## [Set problem]
Retype everything in the listing, leaving each line exactly as it is.

## [Records to use]
========

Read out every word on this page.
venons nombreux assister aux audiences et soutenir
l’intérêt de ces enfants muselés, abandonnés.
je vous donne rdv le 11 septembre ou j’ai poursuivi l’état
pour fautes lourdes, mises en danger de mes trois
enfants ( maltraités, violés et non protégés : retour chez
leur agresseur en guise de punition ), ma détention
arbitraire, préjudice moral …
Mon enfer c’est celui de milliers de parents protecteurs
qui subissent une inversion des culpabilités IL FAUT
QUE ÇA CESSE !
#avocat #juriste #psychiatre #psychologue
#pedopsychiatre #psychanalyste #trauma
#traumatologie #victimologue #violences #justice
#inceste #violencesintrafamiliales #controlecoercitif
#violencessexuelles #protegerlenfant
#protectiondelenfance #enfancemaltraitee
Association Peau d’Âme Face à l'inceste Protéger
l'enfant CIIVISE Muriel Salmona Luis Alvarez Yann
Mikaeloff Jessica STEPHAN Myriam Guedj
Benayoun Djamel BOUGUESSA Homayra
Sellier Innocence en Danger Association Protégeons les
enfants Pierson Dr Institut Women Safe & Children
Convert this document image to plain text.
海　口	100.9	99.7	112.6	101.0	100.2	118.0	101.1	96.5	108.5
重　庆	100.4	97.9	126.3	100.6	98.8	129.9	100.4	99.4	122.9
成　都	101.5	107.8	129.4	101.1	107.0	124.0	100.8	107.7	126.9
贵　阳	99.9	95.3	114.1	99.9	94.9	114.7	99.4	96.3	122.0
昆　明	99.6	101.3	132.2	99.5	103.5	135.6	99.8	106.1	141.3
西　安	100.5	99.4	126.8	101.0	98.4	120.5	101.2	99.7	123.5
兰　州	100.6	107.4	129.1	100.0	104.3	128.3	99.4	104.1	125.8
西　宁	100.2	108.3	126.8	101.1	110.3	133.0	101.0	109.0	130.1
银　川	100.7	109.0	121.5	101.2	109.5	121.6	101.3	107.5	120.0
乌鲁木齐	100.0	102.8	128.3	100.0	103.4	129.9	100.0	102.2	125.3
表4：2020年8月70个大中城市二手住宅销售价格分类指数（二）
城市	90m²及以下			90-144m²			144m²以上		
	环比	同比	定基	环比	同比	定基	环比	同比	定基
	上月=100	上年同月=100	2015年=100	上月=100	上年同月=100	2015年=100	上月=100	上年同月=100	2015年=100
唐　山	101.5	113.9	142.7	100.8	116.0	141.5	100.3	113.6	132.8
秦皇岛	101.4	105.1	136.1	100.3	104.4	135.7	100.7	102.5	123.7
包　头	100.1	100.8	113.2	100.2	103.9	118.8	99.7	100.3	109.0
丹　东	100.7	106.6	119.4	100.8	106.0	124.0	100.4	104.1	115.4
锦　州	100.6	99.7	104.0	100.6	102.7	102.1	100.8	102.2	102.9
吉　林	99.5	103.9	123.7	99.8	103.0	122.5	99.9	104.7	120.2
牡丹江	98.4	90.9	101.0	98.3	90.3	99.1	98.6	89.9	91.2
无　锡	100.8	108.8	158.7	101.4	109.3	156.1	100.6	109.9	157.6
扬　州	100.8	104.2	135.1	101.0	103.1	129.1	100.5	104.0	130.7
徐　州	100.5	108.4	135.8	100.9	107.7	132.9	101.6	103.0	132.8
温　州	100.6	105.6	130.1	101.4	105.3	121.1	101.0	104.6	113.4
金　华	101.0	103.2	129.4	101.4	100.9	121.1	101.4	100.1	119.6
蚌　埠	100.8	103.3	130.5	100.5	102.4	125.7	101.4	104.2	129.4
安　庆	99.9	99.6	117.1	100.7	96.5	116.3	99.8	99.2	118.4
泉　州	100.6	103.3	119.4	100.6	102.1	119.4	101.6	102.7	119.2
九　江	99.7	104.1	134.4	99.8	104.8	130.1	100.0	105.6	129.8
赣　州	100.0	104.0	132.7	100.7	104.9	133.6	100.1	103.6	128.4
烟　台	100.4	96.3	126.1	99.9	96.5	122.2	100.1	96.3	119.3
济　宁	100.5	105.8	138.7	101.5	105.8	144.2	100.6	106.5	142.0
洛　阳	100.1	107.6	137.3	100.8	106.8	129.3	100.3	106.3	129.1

========

## [Expected output]
Read out every word on this page.
venons nombreux assister aux audiences et soutenir
l’intérêt de ces enfants muselés, abandonnés.
je vous donne rdv le 11 septembre ou j’ai poursuivi l’état
pour fautes lourdes, mises en danger de mes trois
enfants ( maltraités, violés et non protégés : retour chez
leur agresseur en guise de punition ), ma détention
arbitraire, préjudice moral …
Mon enfer c’est celui de milliers de parents protecteurs
qui subissent une inversion des culpabilités IL FAUT
QUE ÇA CESSE !
#avocat #juriste #psychiatre #psychologue
#pedopsychiatre #psychanalyste #trauma
#traumatologie #victimologue #violences #justice
#inceste #violencesintrafamiliales #controlecoercitif
#violencessexuelles #protegerlenfant
#protectiondelenfance #enfancemaltraitee
Association Peau d’Âme Face à l'inceste Protéger
l'enfant CIIVISE Muriel Salmona Luis Alvarez Yann
Mikaeloff Jessica STEPHAN Myriam Guedj
Benayoun Djamel BOUGUESSA Homayra
Sellier Innocence en Danger Association Protégeons les
enfants Pierson Dr Institut Women Safe & Children
Convert this document image to plain text.
海　口	100.9	99.7	112.6	101.0	100.2	118.0	101.1	96.5	108.5
重　庆	100.4	97.9	126.3	100.6	98.8	129.9	100.4	99.4	122.9
成　都	101.5	107.8	129.4	101.1	107.0	124.0	100.8	107.7	126.9
贵　阳	99.9	95.3	114.1	99.9	94.9	114.7	99.4	96.3	122.0
昆　明	99.6	101.3	132.2	99.5	103.5	135.6	99.8	106.1	141.3
西　安	100.5	99.4	126.8	101.0	98.4	120.5	101.2	99.7	123.5
兰　州	100.6	107.4	129.1	100.0	104.3	128.3	99.4	104.1	125.8
西　宁	100.2	108.3	126.8	101.1	110.3	133.0	101.0	109.0	130.1
银　川	100.7	109.0	121.5	101.2	109.5	121.6	101.3	107.5	120.0
乌鲁木齐	100.0	102.8	128.3	100.0	103.4	129.9	100.0	102.2	125.3
表4：2020年8月70个大中城市二手住宅销售价格分类指数（二）
城市	90m²及以下			90-144m²			144m²以上		
	环比	同比	定基	环比	同比	定基	环比	同比	定基
	上月=100	上年同月=100	2015年=100	上月=100	上年同月=100	2015年=100	上月=100	上年同月=100	2015年=100
唐　山	101.5	113.9	142.7	100.8	116.0	141.5	100.3	113.6	132.8
秦皇岛	101.4	105.1	136.1	100.3	104.4	135.7	100.7	102.5	123.7
包　头	100.1	100.8	113.2	100.2	103.9	118.8	99.7	100.3	109.0
丹　东	100.7	106.6	119.4	100.8	106.0	124.0	100.4	104.1	115.4
锦　州	100.6	99.7	104.0	100.6	102.7	102.1	100.8	102.2	102.9
吉　林	99.5	103.9	123.7	99.8	103.0	122.5	99.9	104.7	120.2
牡丹江	98.4	90.9	101.0	98.3	90.3	99.1	98.6	89.9	91.2
无　锡	100.8	108.8	158.7	101.4	109.3	156.1	100.6	109.9	157.6
扬　州	100.8	104.2	135.1	101.0	103.1	129.1	100.5	104.0	130.7
徐　州	100.5	108.4	135.8	100.9	107.7	132.9	101.6	103.0	132.8
温　州	100.6	105.6	130.1	101.4	105.3	121.1	101.0	104.6	113.4
金　华	101.0	103.2	129.4	101.4	100.9	121.1	101.4	100.1	119.6
蚌　埠	100.8	103.3	130.5	100.5	102.4	125.7	101.4	104.2	129.4
安　庆	99.9	99.6	117.1	100.7	96.5	116.3	99.8	99.2	118.4
泉　州	100.6	103.3	119.4	100.6	102.1	119.4	101.6	102.7	119.2
九　江	99.7	104.1	134.4	99.8	104.8	130.1	100.0	105.6	129.8
赣　州	100.0	104.0	132.7	100.7	104.9	133.6	100.1	103.6	128.4
烟　台	100.4	96.3	126.1	99.9	96.5	122.2	100.1	96.3	119.3
济　宁	100.5	105.8	138.7	101.5	105.8	144.2	100.6	106.5	142.0
洛　阳	100.1	107.6	137.3	100.8	106.8	129.3	100.3	106.3	129.1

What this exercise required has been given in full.